**SELECTED TEXT:**
#####

This Module is offered by TUM Department of Informatics.

This module handbook serves to describe contents, learning outcome, methods and examination type as well as linking to current dates for courses and module examination in the respective sections.

Basic Information

IN2147 is a semester module in English language at Bachelor’s level and Master’s level which is offered in summer semester.

This Module is included in the following catalogues within the study programs in physics.

  • Catalogue of non-physics elective courses
Total workloadContact hoursCredits (ECTS)
150 h 60 h 5 CP

Content, Learning Outcome and Preconditions

Content

The course starts with a motivation for parallel programming and a classification of parallel architectures. It focuses first on parallelization for distributed memory architectures with MPI. It introduces the major concepts, e.g., point to point communication, collective operations, communicators, virutal topologies, non-blocking communication, single-sided communication and parallel IO. In addition, it covers the overall parallelization approach based on four phases, i.e., decomposition, assignment, orchestration and mapping. The next section presents dependence analysis as the major theoretical basis for parallelization. It introduces program transformations and discusses their profitability and safety based on data dependence analysis. The second major programming interface in the course is OpenMP for shared memory systems. This section covers most of the language concepts as well as proposed extensions. In the last part, the lecture presents novel programming interfaces, such as PGAS languages, threading building blocks, CUDA, OpenCL, and OpenACC.

Learning Outcome

At the end of the module students are able to create parallel programs in MPI and OpenMP. They understand the performance aspects of differenct parallelization strategies and can evaluate those parallelization strategies in the context of applications. They are able to apply data dependence analysis and program transformations. They can analyze and tune the performance of parallel applications.

Preconditions

IN2076 Advanced Computer Architecture

Courses, Learning and Teaching Methods and Literature

Courses and Schedule

TypeSWSTitleLecturer(s)DatesLinks
VO 2 Parallel Programming (IN2147) Schulz, M.
Assistants: Elis, B.Herr, D.Huber, D.

#####

**PROVIDED RECORDS:**
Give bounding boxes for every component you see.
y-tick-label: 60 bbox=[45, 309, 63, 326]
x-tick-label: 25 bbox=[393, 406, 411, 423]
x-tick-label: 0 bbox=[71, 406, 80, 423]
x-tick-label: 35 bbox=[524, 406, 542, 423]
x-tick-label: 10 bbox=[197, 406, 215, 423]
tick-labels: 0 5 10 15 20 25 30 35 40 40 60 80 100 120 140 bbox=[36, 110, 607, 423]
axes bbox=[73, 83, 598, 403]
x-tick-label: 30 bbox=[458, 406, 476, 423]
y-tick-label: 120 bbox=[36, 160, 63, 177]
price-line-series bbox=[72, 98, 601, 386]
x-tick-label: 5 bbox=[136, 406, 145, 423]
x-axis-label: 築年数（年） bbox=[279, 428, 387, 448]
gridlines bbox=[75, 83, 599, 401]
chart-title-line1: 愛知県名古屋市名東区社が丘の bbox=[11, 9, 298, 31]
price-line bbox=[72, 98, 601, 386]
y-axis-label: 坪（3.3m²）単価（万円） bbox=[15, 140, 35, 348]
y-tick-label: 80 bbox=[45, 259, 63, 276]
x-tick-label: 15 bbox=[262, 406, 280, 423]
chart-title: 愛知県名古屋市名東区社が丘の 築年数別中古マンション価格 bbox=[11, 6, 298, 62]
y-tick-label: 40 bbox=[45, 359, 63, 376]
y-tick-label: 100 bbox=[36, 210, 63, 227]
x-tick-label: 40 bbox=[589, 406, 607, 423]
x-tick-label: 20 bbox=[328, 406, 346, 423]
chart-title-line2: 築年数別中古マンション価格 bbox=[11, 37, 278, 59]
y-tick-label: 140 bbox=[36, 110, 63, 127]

#####

Continue the Parallel Programming module description from where it stops.

Mon, 10:15–11:45, MI HS1
eLearning
documents
UE 2 Exercise - Parallel Programming (IN2147) Elis, B. Herr, D.
Responsible/Coordination: Schulz, M.
Tue, 12:00–14:00, Interims I 101
documents

Learning and Teaching Methods

The different parallel programming models and parallelization techniques are introduced in the lecture. Voluntary short student presentations demonstrate the techniques in application areas. Within a central exercise session, assignments are presented and discussed. The students solve the assignments and submit the solutions which are checked for correctness. In the assigments the students apply the learned concepts to larger example programs.

Media

Slides

Literature

- MPI: A Message-Passing Interface Standard (Language Standard)
- OpenMP: Open Application Program Interface (Language Standard)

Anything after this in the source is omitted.